- [Your task] List, from the lines below, each one with "Product" in it.

- [Entries shown]
____

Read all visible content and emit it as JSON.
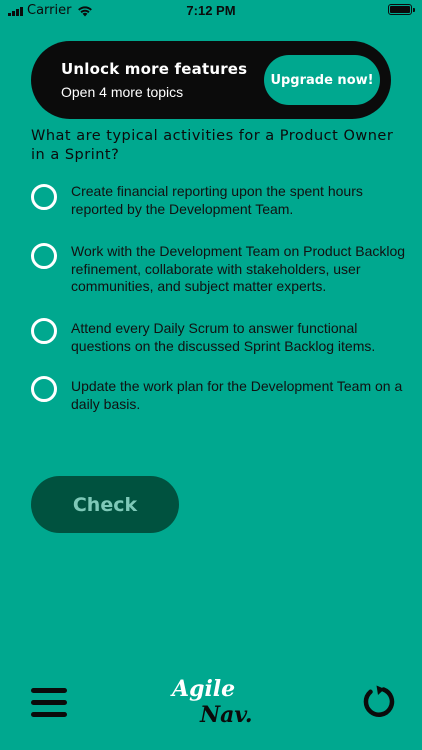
{
  "status_bar": {
    "carrier": "Carrier",
    "time": "7:12 PM"
  },
  "promo": {
    "title": "Unlock more features",
    "subtitle": "Open 4 more topics",
    "upgrade_label": "Upgrade now!"
  },
  "question": {
    "text": "What are typical activities for a Product Owner in a Sprint?",
    "answers": [
      {
        "text": "Create financial reporting upon the spent hours reported by the Development Team.",
        "selected": false
      },
      {
        "text": "Work with the Development Team on Product Backlog refinement, collaborate with stakeholders, user communities, and subject matter experts.",
        "selected": false
      },
      {
        "text": "Attend every Daily Scrum to answer functional questions on the discussed Sprint Backlog items.",
        "selected": false
      },
      {
        "text": "Update the work plan for the Development Team on a daily basis.",
        "selected": false
      }
    ]
  },
  "check_label": "Check",
  "logo": {
    "line1": "Agile",
    "line2": "Nav."
  },
  "icons": {
    "menu": "hamburger-menu-icon",
    "refresh": "refresh-icon",
    "wifi": "wifi-icon",
    "battery": "battery-icon"
  },
  "colors": {
    "background": "#00A88F",
    "banner": "#0B0B0B",
    "check_button": "#00523F",
    "check_text": "#7EC9B8",
    "radio": "#FFFFFF"
  }
}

____

- [Output of the exercise]
    "text": "What are typical activities for a Product Owner in a Sprint?",
        "text": "Work with the Development Team on Product Backlog refinement, collaborate with stakeholders, user communities, and subject matter experts.",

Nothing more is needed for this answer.